▶ **PROBLEM**: Quote the entries word for word. Omit the pictures.

▶ **GIVEN INFORMATION**:
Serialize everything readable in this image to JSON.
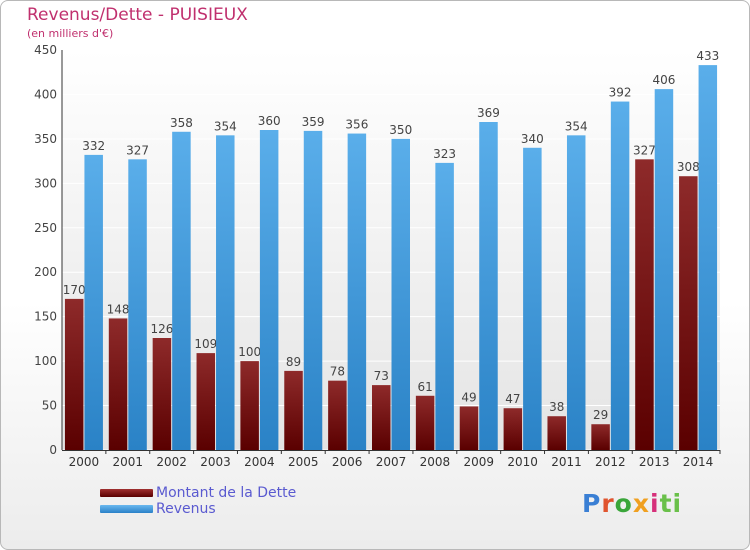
{
  "header": {
    "title": "Revenus/Dette - PUISIEUX",
    "subtitle": "(en milliers d'€)"
  },
  "legend": {
    "items": [
      {
        "label": "Montant de la Dette",
        "color": "#7a1010"
      },
      {
        "label": "Revenus",
        "color": "#3d9be0"
      }
    ]
  },
  "logo": {
    "text": "Proxiti",
    "letters": [
      "P",
      "r",
      "o",
      "x",
      "i",
      "ti"
    ]
  },
  "chart_data": {
    "type": "bar",
    "categories": [
      "2000",
      "2001",
      "2002",
      "2003",
      "2004",
      "2005",
      "2006",
      "2007",
      "2008",
      "2009",
      "2010",
      "2011",
      "2012",
      "2013",
      "2014"
    ],
    "series": [
      {
        "name": "Montant de la Dette",
        "color": "#7a1010",
        "values": [
          170,
          148,
          126,
          109,
          100,
          89,
          78,
          73,
          61,
          49,
          47,
          38,
          29,
          327,
          308
        ]
      },
      {
        "name": "Revenus",
        "color": "#3d9be0",
        "values": [
          332,
          327,
          358,
          354,
          360,
          359,
          356,
          350,
          323,
          369,
          340,
          354,
          392,
          406,
          433
        ]
      }
    ],
    "yticks": [
      0,
      50,
      100,
      150,
      200,
      250,
      300,
      350,
      400,
      450
    ],
    "ylim": [
      0,
      450
    ],
    "title": "Revenus/Dette - PUISIEUX",
    "xlabel": "",
    "ylabel": "",
    "grid": true,
    "legend": "bottom-left"
  }
}
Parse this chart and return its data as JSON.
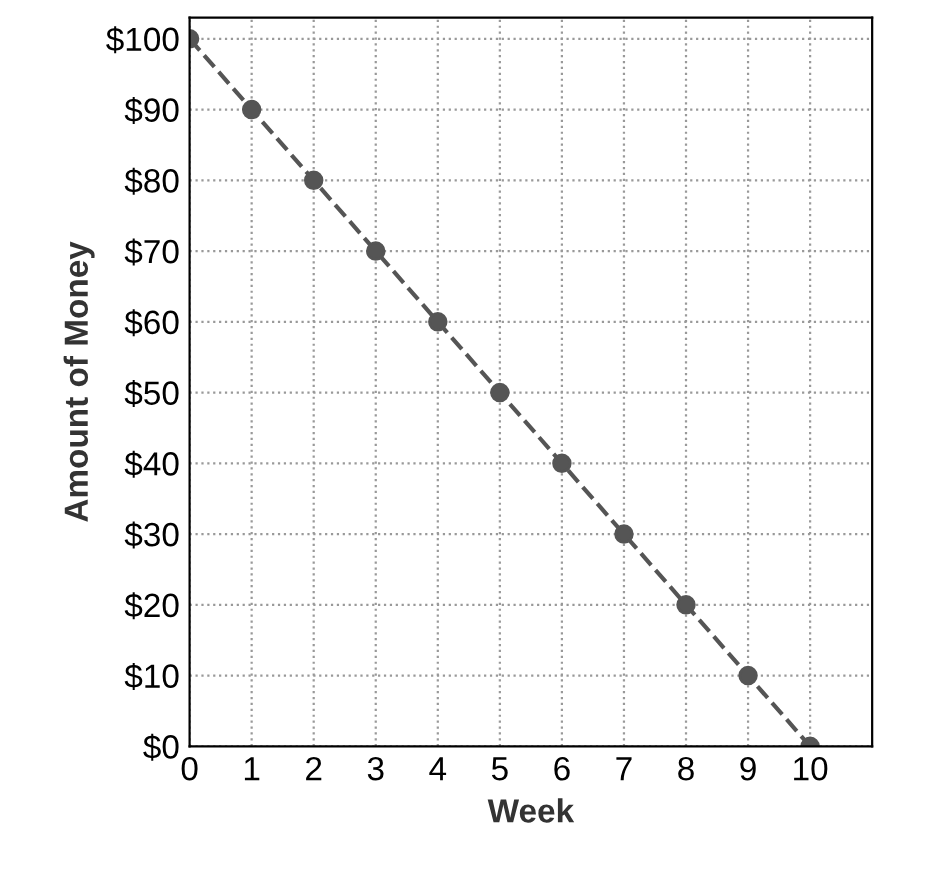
{
  "chart_data": {
    "type": "line",
    "xlabel": "Week",
    "ylabel": "Amount of Money",
    "x": [
      0,
      1,
      2,
      3,
      4,
      5,
      6,
      7,
      8,
      9,
      10
    ],
    "series": [
      {
        "color": "#555555",
        "values": [
          100,
          90,
          80,
          70,
          60,
          50,
          40,
          30,
          20,
          10,
          0
        ]
      }
    ],
    "xlim": [
      0,
      11
    ],
    "ylim": [
      0,
      103
    ],
    "xticks": [
      0,
      1,
      2,
      3,
      4,
      5,
      6,
      7,
      8,
      9,
      10
    ],
    "yticks": [
      {
        "value": 0,
        "label": "$0"
      },
      {
        "value": 10,
        "label": "$10"
      },
      {
        "value": 20,
        "label": "$20"
      },
      {
        "value": 30,
        "label": "$30"
      },
      {
        "value": 40,
        "label": "$40"
      },
      {
        "value": 50,
        "label": "$50"
      },
      {
        "value": 60,
        "label": "$60"
      },
      {
        "value": 70,
        "label": "$70"
      },
      {
        "value": 80,
        "label": "$80"
      },
      {
        "value": 90,
        "label": "$90"
      },
      {
        "value": 100,
        "label": "$100"
      }
    ],
    "grid": true,
    "marker": "circle",
    "line_style": "dashed"
  }
}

▶ **REPLY**:
Serialize everything readable in this image to JSON.
{
  "header": {
    "title": "Revenus/Dette - PUISIEUX",
    "subtitle": "(en milliers d'€)"
  },
  "legend": {
    "items": [
      {
        "label": "Montant de la Dette",
        "color": "#7a1010"
      },
      {
        "label": "Revenus",
        "color": "#3d9be0"
      }
    ]
  },
  "logo": {
    "text": "Proxiti",
    "letters": [
      "P",
      "r",
      "o",
      "x",
      "i",
      "ti"
    ]
  },
  "chart_data": {
    "type": "bar",
    "categories": [
      "2000",
      "2001",
      "2002",
      "2003",
      "2004",
      "2005",
      "2006",
      "2007",
      "2008",
      "2009",
      "2010",
      "2011",
      "2012",
      "2013",
      "2014"
    ],
    "series": [
      {
        "name": "Montant de la Dette",
        "color": "#7a1010",
        "values": [
          170,
          148,
          126,
          109,
          100,
          89,
          78,
          73,
          61,
          49,
          47,
          38,
          29,
          327,
          308
        ]
      },
      {
        "name": "Revenus",
        "color": "#3d9be0",
        "values": [
          332,
          327,
          358,
          354,
          360,
          359,
          356,
          350,
          323,
          369,
          340,
          354,
          392,
          406,
          433
        ]
      }
    ],
    "yticks": [
      0,
      50,
      100,
      150,
      200,
      250,
      300,
      350,
      400,
      450
    ],
    "ylim": [
      0,
      450
    ],
    "title": "Revenus/Dette - PUISIEUX",
    "xlabel": "",
    "ylabel": "",
    "grid": true,
    "legend": "bottom-left"
  }
}
Parse this chart and return its data as JSON.
{
  "chart_data": {
    "type": "line",
    "xlabel": "Week",
    "ylabel": "Amount of Money",
    "x": [
      0,
      1,
      2,
      3,
      4,
      5,
      6,
      7,
      8,
      9,
      10
    ],
    "series": [
      {
        "color": "#555555",
        "values": [
          100,
          90,
          80,
          70,
          60,
          50,
          40,
          30,
          20,
          10,
          0
        ]
      }
    ],
    "xlim": [
      0,
      11
    ],
    "ylim": [
      0,
      103
    ],
    "xticks": [
      0,
      1,
      2,
      3,
      4,
      5,
      6,
      7,
      8,
      9,
      10
    ],
    "yticks": [
      {
        "value": 0,
        "label": "$0"
      },
      {
        "value": 10,
        "label": "$10"
      },
      {
        "value": 20,
        "label": "$20"
      },
      {
        "value": 30,
        "label": "$30"
      },
      {
        "value": 40,
        "label": "$40"
      },
      {
        "value": 50,
        "label": "$50"
      },
      {
        "value": 60,
        "label": "$60"
      },
      {
        "value": 70,
        "label": "$70"
      },
      {
        "value": 80,
        "label": "$80"
      },
      {
        "value": 90,
        "label": "$90"
      },
      {
        "value": 100,
        "label": "$100"
      }
    ],
    "grid": true,
    "marker": "circle",
    "line_style": "dashed"
  }
}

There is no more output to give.